◆ **Task to carry out**
Using the listing below, report all lines holding the word "marker".

-- BEGIN Exercise materials --

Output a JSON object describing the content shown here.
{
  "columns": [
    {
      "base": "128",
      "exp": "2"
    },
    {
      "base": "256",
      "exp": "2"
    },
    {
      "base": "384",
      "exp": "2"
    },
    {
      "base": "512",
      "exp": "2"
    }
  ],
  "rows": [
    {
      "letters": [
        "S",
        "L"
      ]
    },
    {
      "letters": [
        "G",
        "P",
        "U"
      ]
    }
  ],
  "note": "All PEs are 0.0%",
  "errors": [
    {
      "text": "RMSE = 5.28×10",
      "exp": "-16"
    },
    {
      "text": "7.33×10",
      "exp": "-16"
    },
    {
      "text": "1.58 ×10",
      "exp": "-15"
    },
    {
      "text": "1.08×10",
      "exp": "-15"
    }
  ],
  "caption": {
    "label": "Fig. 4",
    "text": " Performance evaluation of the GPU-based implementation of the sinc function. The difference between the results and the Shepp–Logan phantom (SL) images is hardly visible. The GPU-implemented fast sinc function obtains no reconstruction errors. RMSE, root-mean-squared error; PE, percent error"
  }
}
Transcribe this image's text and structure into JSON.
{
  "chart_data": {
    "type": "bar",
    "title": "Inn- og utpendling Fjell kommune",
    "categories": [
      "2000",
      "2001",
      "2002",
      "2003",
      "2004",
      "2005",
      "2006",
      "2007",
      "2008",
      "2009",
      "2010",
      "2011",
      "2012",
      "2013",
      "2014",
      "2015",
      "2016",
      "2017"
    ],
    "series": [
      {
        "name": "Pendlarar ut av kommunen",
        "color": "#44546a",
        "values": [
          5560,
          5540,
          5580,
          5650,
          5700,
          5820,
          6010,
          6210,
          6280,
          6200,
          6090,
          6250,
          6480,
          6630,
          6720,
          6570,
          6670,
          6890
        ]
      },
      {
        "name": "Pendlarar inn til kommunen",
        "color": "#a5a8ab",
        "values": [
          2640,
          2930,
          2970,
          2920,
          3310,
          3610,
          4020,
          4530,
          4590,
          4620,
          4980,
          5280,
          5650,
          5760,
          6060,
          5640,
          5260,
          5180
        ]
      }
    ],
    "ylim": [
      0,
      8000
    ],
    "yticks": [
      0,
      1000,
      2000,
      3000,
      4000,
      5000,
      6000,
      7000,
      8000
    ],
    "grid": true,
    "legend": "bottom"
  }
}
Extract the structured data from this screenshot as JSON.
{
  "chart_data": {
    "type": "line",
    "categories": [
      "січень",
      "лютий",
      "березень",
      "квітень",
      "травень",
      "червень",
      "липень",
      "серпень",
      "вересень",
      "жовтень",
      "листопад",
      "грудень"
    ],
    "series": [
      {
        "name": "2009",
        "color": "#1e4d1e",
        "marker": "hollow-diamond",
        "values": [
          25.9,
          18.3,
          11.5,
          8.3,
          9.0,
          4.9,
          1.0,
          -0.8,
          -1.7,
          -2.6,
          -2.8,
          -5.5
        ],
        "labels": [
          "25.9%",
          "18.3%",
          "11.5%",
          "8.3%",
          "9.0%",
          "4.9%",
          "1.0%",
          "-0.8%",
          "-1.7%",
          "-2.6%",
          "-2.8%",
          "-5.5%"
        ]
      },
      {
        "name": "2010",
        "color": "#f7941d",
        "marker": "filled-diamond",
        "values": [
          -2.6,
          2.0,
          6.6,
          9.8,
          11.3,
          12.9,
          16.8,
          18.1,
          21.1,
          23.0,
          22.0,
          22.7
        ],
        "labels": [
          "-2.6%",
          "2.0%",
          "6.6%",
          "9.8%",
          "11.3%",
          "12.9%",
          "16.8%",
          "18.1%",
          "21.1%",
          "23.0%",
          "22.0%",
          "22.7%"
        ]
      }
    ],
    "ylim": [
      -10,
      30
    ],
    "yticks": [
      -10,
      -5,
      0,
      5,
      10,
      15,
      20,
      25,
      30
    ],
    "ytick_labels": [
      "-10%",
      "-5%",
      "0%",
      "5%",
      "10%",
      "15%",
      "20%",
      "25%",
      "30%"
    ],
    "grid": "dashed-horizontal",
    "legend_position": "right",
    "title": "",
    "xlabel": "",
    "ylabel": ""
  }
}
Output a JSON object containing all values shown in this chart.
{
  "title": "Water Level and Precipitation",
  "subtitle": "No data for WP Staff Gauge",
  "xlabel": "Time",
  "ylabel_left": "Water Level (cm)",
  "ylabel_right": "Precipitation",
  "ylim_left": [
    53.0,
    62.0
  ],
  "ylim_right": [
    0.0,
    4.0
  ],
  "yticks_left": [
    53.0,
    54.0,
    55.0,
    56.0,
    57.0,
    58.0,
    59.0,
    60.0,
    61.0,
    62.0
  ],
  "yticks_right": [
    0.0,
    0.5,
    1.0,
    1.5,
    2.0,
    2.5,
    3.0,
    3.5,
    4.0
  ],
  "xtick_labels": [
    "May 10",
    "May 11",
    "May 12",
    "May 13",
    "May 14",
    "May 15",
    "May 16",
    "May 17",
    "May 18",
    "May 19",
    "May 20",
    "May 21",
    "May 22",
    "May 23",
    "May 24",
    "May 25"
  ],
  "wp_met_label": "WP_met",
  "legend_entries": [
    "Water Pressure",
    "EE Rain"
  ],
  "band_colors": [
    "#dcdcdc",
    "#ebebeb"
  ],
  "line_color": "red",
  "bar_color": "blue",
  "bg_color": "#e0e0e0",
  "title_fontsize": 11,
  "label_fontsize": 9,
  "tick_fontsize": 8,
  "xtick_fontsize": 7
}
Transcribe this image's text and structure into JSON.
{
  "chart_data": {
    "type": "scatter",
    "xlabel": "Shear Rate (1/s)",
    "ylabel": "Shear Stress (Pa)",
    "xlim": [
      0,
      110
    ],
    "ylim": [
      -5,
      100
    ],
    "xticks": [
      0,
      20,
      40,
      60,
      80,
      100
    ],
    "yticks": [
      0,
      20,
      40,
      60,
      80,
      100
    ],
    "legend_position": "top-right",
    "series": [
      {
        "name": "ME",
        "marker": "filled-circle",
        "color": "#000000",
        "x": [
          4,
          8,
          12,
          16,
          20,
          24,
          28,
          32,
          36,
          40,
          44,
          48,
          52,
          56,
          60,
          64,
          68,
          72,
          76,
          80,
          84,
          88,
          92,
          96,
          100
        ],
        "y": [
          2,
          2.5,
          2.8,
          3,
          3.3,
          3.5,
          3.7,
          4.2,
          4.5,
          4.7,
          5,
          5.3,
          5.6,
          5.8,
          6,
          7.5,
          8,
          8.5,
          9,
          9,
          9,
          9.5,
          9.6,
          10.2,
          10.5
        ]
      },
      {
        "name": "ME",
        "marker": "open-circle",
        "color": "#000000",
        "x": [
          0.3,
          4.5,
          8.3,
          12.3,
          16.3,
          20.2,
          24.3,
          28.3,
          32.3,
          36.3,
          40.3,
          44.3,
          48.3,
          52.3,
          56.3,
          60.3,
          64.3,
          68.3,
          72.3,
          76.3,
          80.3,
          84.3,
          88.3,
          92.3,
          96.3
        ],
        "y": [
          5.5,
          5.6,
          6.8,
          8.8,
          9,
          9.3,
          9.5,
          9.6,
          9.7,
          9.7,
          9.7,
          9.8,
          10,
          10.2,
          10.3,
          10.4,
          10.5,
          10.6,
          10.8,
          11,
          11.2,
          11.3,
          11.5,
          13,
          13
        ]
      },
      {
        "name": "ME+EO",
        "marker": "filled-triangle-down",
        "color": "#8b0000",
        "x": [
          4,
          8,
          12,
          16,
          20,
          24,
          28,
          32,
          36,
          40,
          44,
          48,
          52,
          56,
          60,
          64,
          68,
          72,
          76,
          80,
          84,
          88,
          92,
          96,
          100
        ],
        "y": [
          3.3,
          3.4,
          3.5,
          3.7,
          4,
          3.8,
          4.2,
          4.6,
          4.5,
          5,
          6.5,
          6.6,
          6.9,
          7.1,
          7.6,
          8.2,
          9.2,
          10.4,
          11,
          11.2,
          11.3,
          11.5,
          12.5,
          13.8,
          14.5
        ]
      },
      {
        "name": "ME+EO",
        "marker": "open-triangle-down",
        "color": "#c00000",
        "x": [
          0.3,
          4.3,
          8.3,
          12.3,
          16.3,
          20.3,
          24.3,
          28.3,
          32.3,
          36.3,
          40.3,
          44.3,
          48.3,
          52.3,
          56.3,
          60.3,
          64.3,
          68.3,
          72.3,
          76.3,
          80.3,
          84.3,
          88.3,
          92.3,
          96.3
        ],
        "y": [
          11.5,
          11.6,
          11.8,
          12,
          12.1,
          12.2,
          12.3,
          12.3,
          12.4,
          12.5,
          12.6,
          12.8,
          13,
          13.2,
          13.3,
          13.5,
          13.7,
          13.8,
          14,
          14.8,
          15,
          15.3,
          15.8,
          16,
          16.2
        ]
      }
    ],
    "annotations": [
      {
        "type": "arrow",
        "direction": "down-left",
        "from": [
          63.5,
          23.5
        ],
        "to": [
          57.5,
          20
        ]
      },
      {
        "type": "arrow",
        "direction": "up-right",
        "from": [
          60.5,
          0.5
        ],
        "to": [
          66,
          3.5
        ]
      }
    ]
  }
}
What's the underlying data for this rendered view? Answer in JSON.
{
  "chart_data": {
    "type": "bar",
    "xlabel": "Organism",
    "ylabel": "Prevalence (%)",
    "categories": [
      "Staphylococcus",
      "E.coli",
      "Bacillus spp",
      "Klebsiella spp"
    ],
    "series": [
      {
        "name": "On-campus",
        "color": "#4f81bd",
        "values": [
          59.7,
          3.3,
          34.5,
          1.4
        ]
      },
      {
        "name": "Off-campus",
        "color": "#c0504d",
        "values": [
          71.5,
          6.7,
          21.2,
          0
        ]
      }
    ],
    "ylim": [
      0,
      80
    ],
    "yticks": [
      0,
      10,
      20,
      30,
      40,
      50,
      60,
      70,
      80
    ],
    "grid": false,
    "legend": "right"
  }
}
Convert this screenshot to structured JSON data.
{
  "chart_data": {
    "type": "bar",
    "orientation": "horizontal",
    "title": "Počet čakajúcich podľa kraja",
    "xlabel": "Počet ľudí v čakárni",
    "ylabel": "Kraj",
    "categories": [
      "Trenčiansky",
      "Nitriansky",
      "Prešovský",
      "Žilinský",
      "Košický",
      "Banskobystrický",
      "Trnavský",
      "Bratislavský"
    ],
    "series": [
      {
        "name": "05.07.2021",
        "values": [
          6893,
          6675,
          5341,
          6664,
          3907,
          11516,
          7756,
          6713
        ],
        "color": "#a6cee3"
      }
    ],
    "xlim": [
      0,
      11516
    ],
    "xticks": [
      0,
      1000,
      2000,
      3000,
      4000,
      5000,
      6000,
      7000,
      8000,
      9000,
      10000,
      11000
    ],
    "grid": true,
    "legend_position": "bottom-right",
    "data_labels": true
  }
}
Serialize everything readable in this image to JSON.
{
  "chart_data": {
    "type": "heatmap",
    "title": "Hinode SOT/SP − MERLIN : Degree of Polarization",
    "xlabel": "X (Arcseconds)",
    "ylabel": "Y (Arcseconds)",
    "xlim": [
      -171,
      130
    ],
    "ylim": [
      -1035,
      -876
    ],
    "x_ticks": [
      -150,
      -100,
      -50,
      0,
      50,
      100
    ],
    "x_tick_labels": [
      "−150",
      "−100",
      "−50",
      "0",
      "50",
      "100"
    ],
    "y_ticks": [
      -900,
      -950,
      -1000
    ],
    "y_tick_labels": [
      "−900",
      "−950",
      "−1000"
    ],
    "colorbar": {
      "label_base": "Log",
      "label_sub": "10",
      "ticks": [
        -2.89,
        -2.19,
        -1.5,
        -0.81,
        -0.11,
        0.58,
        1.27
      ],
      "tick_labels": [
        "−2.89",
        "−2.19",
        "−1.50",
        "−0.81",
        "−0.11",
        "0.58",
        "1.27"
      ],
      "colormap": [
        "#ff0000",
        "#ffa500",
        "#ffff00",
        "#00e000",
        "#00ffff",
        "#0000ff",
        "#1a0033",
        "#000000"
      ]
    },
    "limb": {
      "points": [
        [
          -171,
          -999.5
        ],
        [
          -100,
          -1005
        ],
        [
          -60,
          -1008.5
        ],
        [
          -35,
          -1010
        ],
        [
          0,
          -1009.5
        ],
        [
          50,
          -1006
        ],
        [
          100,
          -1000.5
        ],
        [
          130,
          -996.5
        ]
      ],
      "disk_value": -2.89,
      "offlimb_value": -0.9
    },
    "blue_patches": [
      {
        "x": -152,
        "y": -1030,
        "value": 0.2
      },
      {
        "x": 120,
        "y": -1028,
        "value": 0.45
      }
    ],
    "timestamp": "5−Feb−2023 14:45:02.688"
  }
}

-- END Exercise materials --

◆ **In response**
        "marker": "hollow-diamond",
        "marker": "filled-diamond",
        "marker": "filled-circle",
        "marker": "open-circle",
        "marker": "filled-triangle-down",
        "marker": "open-triangle-down",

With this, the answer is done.